- **Task requirements**
In your copy, leave out the pictures; write out all the data exactly.

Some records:
════

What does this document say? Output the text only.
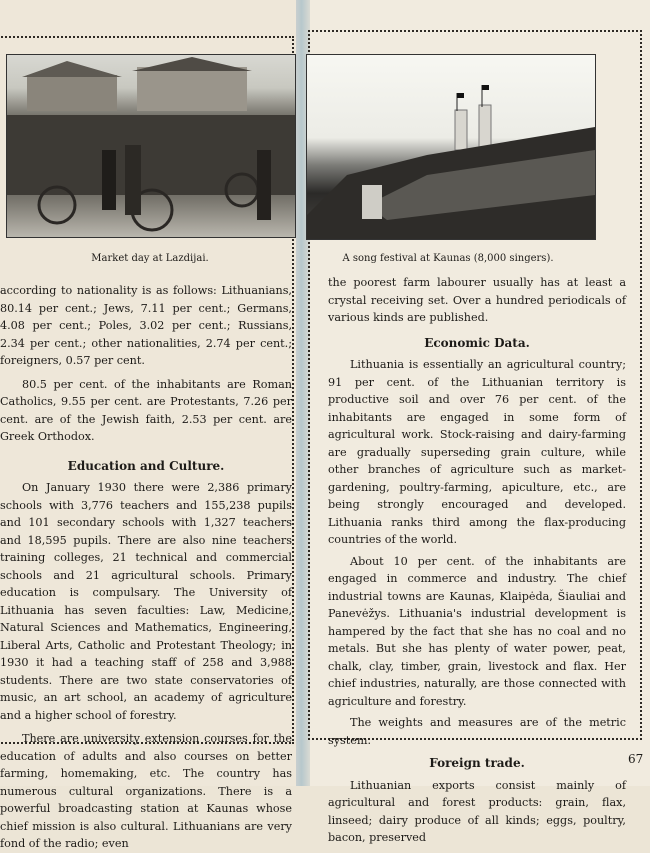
Market day at Lazdijai.	A song festival at Kaunas (8,000 singers).

according to nationality is as follows: Lithuanians, 80.14 per cent.; Jews, 7.11 per cent.; Germans, 4.08 per cent.; Poles, 3.02 per cent.; Russians, 2.34 per cent.; other nationalities, 2.74 per cent.; foreigners, 0.57 per cent.

80.5 per cent. of the inhabitants are Roman Catholics, 9.55 per cent. are Protestants, 7.26 per cent. are of the Jewish faith, 2.53 per cent. are Greek Orthodox.

Education and Culture.

On January 1930 there were 2,386 primary schools with 3,776 teachers and 155,238 pupils and 101 secondary schools with 1,327 teachers and 18,595 pupils. There are also nine teachers training colleges, 21 technical and commercial schools and 21 agricultural schools. Primary education is compulsary. The University of Lithuania has seven faculties: Law, Medicine, Natural Sciences and Mathematics, Engineering, Liberal Arts, Catholic and Protestant Theology; in 1930 it had a teaching staff of 258 and 3,988 students. There are two state conservatories of music, an art school, an academy of agriculture and a higher school of forestry.

There are university extension courses for the education of adults and also courses on better farming, homemaking, etc. The country has numerous cultural organizations. There is a powerful broadcasting station at Kaunas whose chief mission is also cultural. Lithuanians are very fond of the radio; even

the poorest farm labourer usually has at least a crystal receiving set. Over a hundred periodicals of various kinds are published.

Economic Data.

Lithuania is essentially an agricultural country; 91 per cent. of the Lithuanian territory is productive soil and over 76 per cent. of the inhabitants are engaged in some form of agricultural work. Stock-raising and dairy-farming are gradually superseding grain culture, while other branches of agriculture such as market-gardening, poultry-farming, apiculture, etc., are being strongly encouraged and developed. Lithuania ranks third among the flax-producing countries of the world.

About 10 per cent. of the inhabitants are engaged in commerce and industry. The chief industrial towns are Kaunas, Klaipėda, Šiauliai and Panevėžys. Lithuania's industrial development is hampered by the fact that she has no coal and no metals. But she has plenty of water power, peat, chalk, clay, timber, grain, livestock and flax. Her chief industries, naturally, are those connected with agriculture and forestry.

The weights and measures are of the metric system.

Foreign trade.

Lithuanian exports consist mainly of agricultural and forest products: grain, flax, linseed; dairy produce of all kinds; eggs, poultry, bacon, preserved

67
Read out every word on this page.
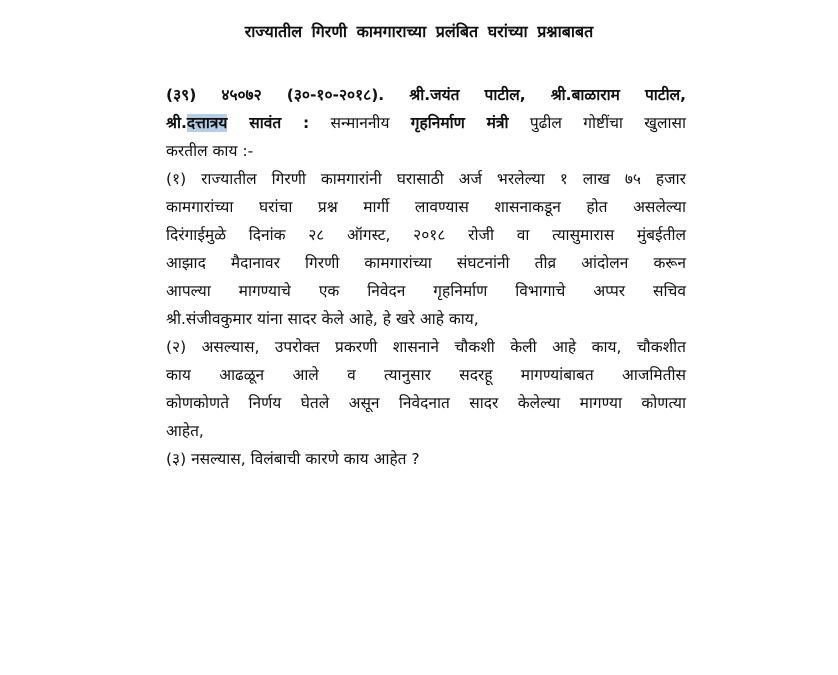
राज्यातील गिरणी कामगाराच्या प्रलंबित घरांच्या प्रश्नाबाबत
(३९) ४५०७२ (३०-१०-२०१८). श्री.जयंत पाटील, श्री.बाळाराम पाटील,
श्री.दत्तात्रय सावंत : सन्माननीय गृहनिर्माण मंत्री पुढील गोष्टींचा खुलासा
करतील काय :-
(१) राज्यातील गिरणी कामगारांनी घरासाठी अर्ज भरलेल्या १ लाख ७५ हजार
कामगारांच्या घरांचा प्रश्न मार्गी लावण्यास शासनाकडून होत असलेल्या
दिरंगाईमुळे दिनांक २८ ऑगस्ट, २०१८ रोजी वा त्यासुमारास मुंबईतील
आझाद मैदानावर गिरणी कामगारांच्या संघटनांनी तीव्र आंदोलन करून
आपल्या मागण्याचे एक निवेदन गृहनिर्माण विभागाचे अप्पर सचिव
श्री.संजीवकुमार यांना सादर केले आहे, हे खरे आहे काय,
(२) असल्यास, उपरोक्त प्रकरणी शासनाने चौकशी केली आहे काय, चौकशीत
काय आढळून आले व त्यानुसार सदरहू मागण्यांबाबत आजमितीस
कोणकोणते निर्णय घेतले असून निवेदनात सादर केलेल्या मागण्या कोणत्या
आहेत,
(३) नसल्यास, विलंबाची कारणे काय आहेत ?
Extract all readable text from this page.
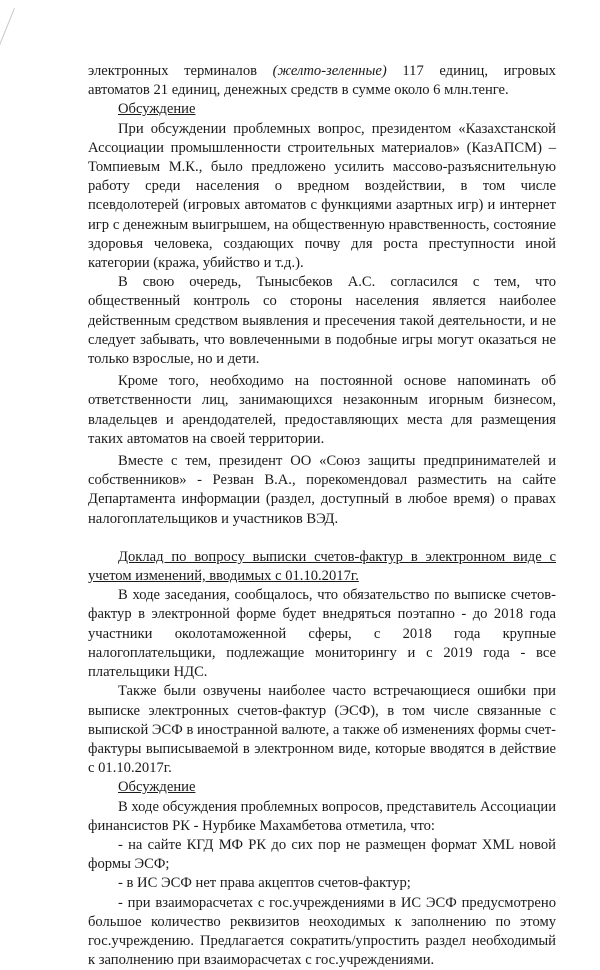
электронных терминалов (желто-зеленные) 117 единиц, игровых автоматов 21 единиц, денежных средств в сумме около 6 млн.тенге.

Обсуждение

При обсуждении проблемных вопрос, президентом «Казахстанской Ассоциации промышленности строительных материалов» (КазАПСМ) – Томпиевым М.К., было предложено усилить массово-разъяснительную работу среди населения о вредном воздействии, в том числе псевдолотерей (игровых автоматов с функциями азартных игр) и интернет игр с денежным выигрышем, на общественную нравственность, состояние здоровья человека, создающих почву для роста преступности иной категории (кража, убийство и т.д.).

В свою очередь, Тыныcбеков А.С. согласился с тем, что общественный контроль со стороны населения является наиболее действенным средством выявления и пресечения такой деятельности, и не следует забывать, что вовлеченными в подобные игры могут оказаться не только взрослые, но и дети.

Кроме того, необходимо на постоянной основе напоминать об ответственности лиц, занимающихся незаконным игорным бизнесом, владельцев и арендодателей, предоставляющих места для размещения таких автоматов на своей территории.

Вместе с тем, президент ОО «Союз защиты предпринимателей и собственников» - Резван В.А., порекомендовал разместить на сайте Департамента информации (раздел, доступный в любое время) о правах налогоплательщиков и участников ВЭД.

Доклад по вопросу выписки счетов-фактур в электронном виде с учетом изменений, вводимых с 01.10.2017г.

В ходе заседания, сообщалось, что обязательство по выписке счетов-фактур в электронной форме будет внедряться поэтапно - до 2018 года участники околотаможенной сферы, с 2018 года крупные налогоплательщики, подлежащие мониторингу и с 2019 года - все плательщики НДС.

Также были озвучены наиболее часто встречающиеся ошибки при выписке электронных счетов-фактур (ЭСФ), в том числе связанные с выпиской ЭСФ в иностранной валюте, а также об изменениях формы счет-фактуры выписываемой в электронном виде, которые вводятся в действие с 01.10.2017г.

Обсуждение

В ходе обсуждения проблемных вопросов, представитель Ассоциации финансистов РК - Нурбике Махамбетова отметила, что:

- на сайте КГД МФ РК до сих пор не размещен формат XML новой формы ЭСФ;

- в ИС ЭСФ нет права акцептов счетов-фактур;

- при взаиморасчетах с гос.учреждениями в ИС ЭСФ предусмотрено большое количество реквизитов неоходимых к заполнению по этому гос.учреждению. Предлагается сократить/упростить раздел необходимый к заполнению при взаиморасчетах с гос.учреждениями.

════

- **Task solution**
What does this document say? Output the text only.
Market day at Lazdijai.	A song festival at Kaunas (8,000 singers).

according to nationality is as follows: Lithuanians, 80.14 per cent.; Jews, 7.11 per cent.; Germans, 4.08 per cent.; Poles, 3.02 per cent.; Russians, 2.34 per cent.; other nationalities, 2.74 per cent.; foreigners, 0.57 per cent.

80.5 per cent. of the inhabitants are Roman Catholics, 9.55 per cent. are Protestants, 7.26 per cent. are of the Jewish faith, 2.53 per cent. are Greek Orthodox.

Education and Culture.

On January 1930 there were 2,386 primary schools with 3,776 teachers and 155,238 pupils and 101 secondary schools with 1,327 teachers and 18,595 pupils. There are also nine teachers training colleges, 21 technical and commercial schools and 21 agricultural schools. Primary education is compulsary. The University of Lithuania has seven faculties: Law, Medicine, Natural Sciences and Mathematics, Engineering, Liberal Arts, Catholic and Protestant Theology; in 1930 it had a teaching staff of 258 and 3,988 students. There are two state conservatories of music, an art school, an academy of agriculture and a higher school of forestry.

There are university extension courses for the education of adults and also courses on better farming, homemaking, etc. The country has numerous cultural organizations. There is a powerful broadcasting station at Kaunas whose chief mission is also cultural. Lithuanians are very fond of the radio; even

the poorest farm labourer usually has at least a crystal receiving set. Over a hundred periodicals of various kinds are published.

Economic Data.

Lithuania is essentially an agricultural country; 91 per cent. of the Lithuanian territory is productive soil and over 76 per cent. of the inhabitants are engaged in some form of agricultural work. Stock-raising and dairy-farming are gradually superseding grain culture, while other branches of agriculture such as market-gardening, poultry-farming, apiculture, etc., are being strongly encouraged and developed. Lithuania ranks third among the flax-producing countries of the world.

About 10 per cent. of the inhabitants are engaged in commerce and industry. The chief industrial towns are Kaunas, Klaipėda, Šiauliai and Panevėžys. Lithuania's industrial development is hampered by the fact that she has no coal and no metals. But she has plenty of water power, peat, chalk, clay, timber, grain, livestock and flax. Her chief industries, naturally, are those connected with agriculture and forestry.

The weights and measures are of the metric system.

Foreign trade.

Lithuanian exports consist mainly of agricultural and forest products: grain, flax, linseed; dairy produce of all kinds; eggs, poultry, bacon, preserved

67
Read out every word on this page.
राज्यातील गिरणी कामगाराच्या प्रलंबित घरांच्या प्रश्नाबाबत
(३९) ४५०७२ (३०-१०-२०१८). श्री.जयंत पाटील, श्री.बाळाराम पाटील,
श्री.दत्तात्रय सावंत : सन्माननीय गृहनिर्माण मंत्री पुढील गोष्टींचा खुलासा
करतील काय :-
(१) राज्यातील गिरणी कामगारांनी घरासाठी अर्ज भरलेल्या १ लाख ७५ हजार
कामगारांच्या घरांचा प्रश्न मार्गी लावण्यास शासनाकडून होत असलेल्या
दिरंगाईमुळे दिनांक २८ ऑगस्ट, २०१८ रोजी वा त्यासुमारास मुंबईतील
आझाद मैदानावर गिरणी कामगारांच्या संघटनांनी तीव्र आंदोलन करून
आपल्या मागण्याचे एक निवेदन गृहनिर्माण विभागाचे अप्पर सचिव
श्री.संजीवकुमार यांना सादर केले आहे, हे खरे आहे काय,
(२) असल्यास, उपरोक्त प्रकरणी शासनाने चौकशी केली आहे काय, चौकशीत
काय आढळून आले व त्यानुसार सदरहू मागण्यांबाबत आजमितीस
कोणकोणते निर्णय घेतले असून निवेदनात सादर केलेल्या मागण्या कोणत्या
आहेत,
(३) नसल्यास, विलंबाची कारणे काय आहेत ?
Extract all readable text from this page.
электронных терминалов (желто-зеленные) 117 единиц, игровых автоматов 21 единиц, денежных средств в сумме около 6 млн.тенге.

Обсуждение

При обсуждении проблемных вопрос, президентом «Казахстанской Ассоциации промышленности строительных материалов» (КазАПСМ) – Томпиевым М.К., было предложено усилить массово-разъяснительную работу среди населения о вредном воздействии, в том числе псевдолотерей (игровых автоматов с функциями азартных игр) и интернет игр с денежным выигрышем, на общественную нравственность, состояние здоровья человека, создающих почву для роста преступности иной категории (кража, убийство и т.д.).

В свою очередь, Тыныcбеков А.С. согласился с тем, что общественный контроль со стороны населения является наиболее действенным средством выявления и пресечения такой деятельности, и не следует забывать, что вовлеченными в подобные игры могут оказаться не только взрослые, но и дети.

Кроме того, необходимо на постоянной основе напоминать об ответственности лиц, занимающихся незаконным игорным бизнесом, владельцев и арендодателей, предоставляющих места для размещения таких автоматов на своей территории.

Вместе с тем, президент ОО «Союз защиты предпринимателей и собственников» - Резван В.А., порекомендовал разместить на сайте Департамента информации (раздел, доступный в любое время) о правах налогоплательщиков и участников ВЭД.

Доклад по вопросу выписки счетов-фактур в электронном виде с учетом изменений, вводимых с 01.10.2017г.

В ходе заседания, сообщалось, что обязательство по выписке счетов-фактур в электронной форме будет внедряться поэтапно - до 2018 года участники околотаможенной сферы, с 2018 года крупные налогоплательщики, подлежащие мониторингу и с 2019 года - все плательщики НДС.

Также были озвучены наиболее часто встречающиеся ошибки при выписке электронных счетов-фактур (ЭСФ), в том числе связанные с выпиской ЭСФ в иностранной валюте, а также об изменениях формы счет-фактуры выписываемой в электронном виде, которые вводятся в действие с 01.10.2017г.

Обсуждение

В ходе обсуждения проблемных вопросов, представитель Ассоциации финансистов РК - Нурбике Махамбетова отметила, что:

- на сайте КГД МФ РК до сих пор не размещен формат XML новой формы ЭСФ;

- в ИС ЭСФ нет права акцептов счетов-фактур;

- при взаиморасчетах с гос.учреждениями в ИС ЭСФ предусмотрено большое количество реквизитов неоходимых к заполнению по этому гос.учреждению. Предлагается сократить/упростить раздел необходимый к заполнению при взаиморасчетах с гос.учреждениями.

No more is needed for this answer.